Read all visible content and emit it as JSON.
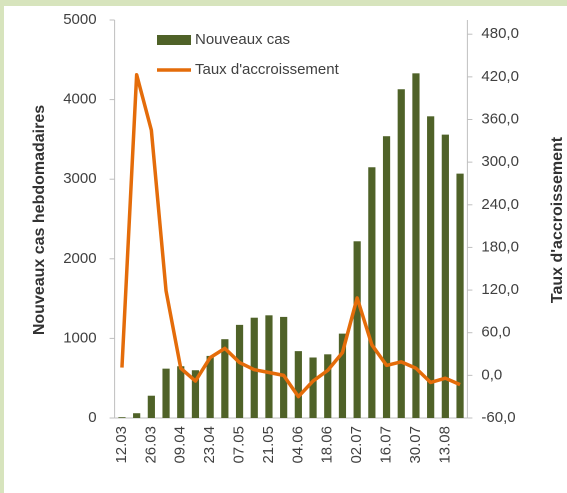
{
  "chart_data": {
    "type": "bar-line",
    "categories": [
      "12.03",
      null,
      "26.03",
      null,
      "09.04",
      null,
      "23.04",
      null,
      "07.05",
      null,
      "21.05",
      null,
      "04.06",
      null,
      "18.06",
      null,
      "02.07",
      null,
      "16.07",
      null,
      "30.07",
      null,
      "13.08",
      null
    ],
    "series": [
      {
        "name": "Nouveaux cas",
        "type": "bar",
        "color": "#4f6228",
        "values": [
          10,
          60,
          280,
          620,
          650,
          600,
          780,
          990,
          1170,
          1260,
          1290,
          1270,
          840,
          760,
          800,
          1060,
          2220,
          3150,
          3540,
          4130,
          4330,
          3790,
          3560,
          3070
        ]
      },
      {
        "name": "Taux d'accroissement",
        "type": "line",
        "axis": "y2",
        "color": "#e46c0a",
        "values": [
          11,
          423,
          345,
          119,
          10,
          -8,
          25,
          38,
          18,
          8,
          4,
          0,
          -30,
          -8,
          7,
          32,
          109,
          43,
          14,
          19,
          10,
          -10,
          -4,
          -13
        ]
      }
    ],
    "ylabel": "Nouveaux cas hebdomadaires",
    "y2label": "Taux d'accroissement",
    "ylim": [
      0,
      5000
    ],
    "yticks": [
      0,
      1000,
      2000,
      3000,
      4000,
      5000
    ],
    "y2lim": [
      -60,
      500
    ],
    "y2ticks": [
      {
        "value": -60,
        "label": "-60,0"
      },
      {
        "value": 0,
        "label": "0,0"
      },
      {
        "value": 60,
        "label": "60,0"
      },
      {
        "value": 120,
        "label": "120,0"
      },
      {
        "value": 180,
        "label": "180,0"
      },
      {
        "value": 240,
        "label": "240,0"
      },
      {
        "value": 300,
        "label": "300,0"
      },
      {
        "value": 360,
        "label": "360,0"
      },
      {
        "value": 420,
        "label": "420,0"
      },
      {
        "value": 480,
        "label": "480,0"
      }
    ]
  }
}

YOUR OBJECTIVE
Reproduce the data word for word, excluding its pictures.

SOLUTION
Read all visible content and emit it as JSON.
{
  "chart_data": {
    "type": "bar-line",
    "categories": [
      "12.03",
      null,
      "26.03",
      null,
      "09.04",
      null,
      "23.04",
      null,
      "07.05",
      null,
      "21.05",
      null,
      "04.06",
      null,
      "18.06",
      null,
      "02.07",
      null,
      "16.07",
      null,
      "30.07",
      null,
      "13.08",
      null
    ],
    "series": [
      {
        "name": "Nouveaux cas",
        "type": "bar",
        "color": "#4f6228",
        "values": [
          10,
          60,
          280,
          620,
          650,
          600,
          780,
          990,
          1170,
          1260,
          1290,
          1270,
          840,
          760,
          800,
          1060,
          2220,
          3150,
          3540,
          4130,
          4330,
          3790,
          3560,
          3070
        ]
      },
      {
        "name": "Taux d'accroissement",
        "type": "line",
        "axis": "y2",
        "color": "#e46c0a",
        "values": [
          11,
          423,
          345,
          119,
          10,
          -8,
          25,
          38,
          18,
          8,
          4,
          0,
          -30,
          -8,
          7,
          32,
          109,
          43,
          14,
          19,
          10,
          -10,
          -4,
          -13
        ]
      }
    ],
    "ylabel": "Nouveaux cas hebdomadaires",
    "y2label": "Taux d'accroissement",
    "ylim": [
      0,
      5000
    ],
    "yticks": [
      0,
      1000,
      2000,
      3000,
      4000,
      5000
    ],
    "y2lim": [
      -60,
      500
    ],
    "y2ticks": [
      {
        "value": -60,
        "label": "-60,0"
      },
      {
        "value": 0,
        "label": "0,0"
      },
      {
        "value": 60,
        "label": "60,0"
      },
      {
        "value": 120,
        "label": "120,0"
      },
      {
        "value": 180,
        "label": "180,0"
      },
      {
        "value": 240,
        "label": "240,0"
      },
      {
        "value": 300,
        "label": "300,0"
      },
      {
        "value": 360,
        "label": "360,0"
      },
      {
        "value": 420,
        "label": "420,0"
      },
      {
        "value": 480,
        "label": "480,0"
      }
    ]
  }
}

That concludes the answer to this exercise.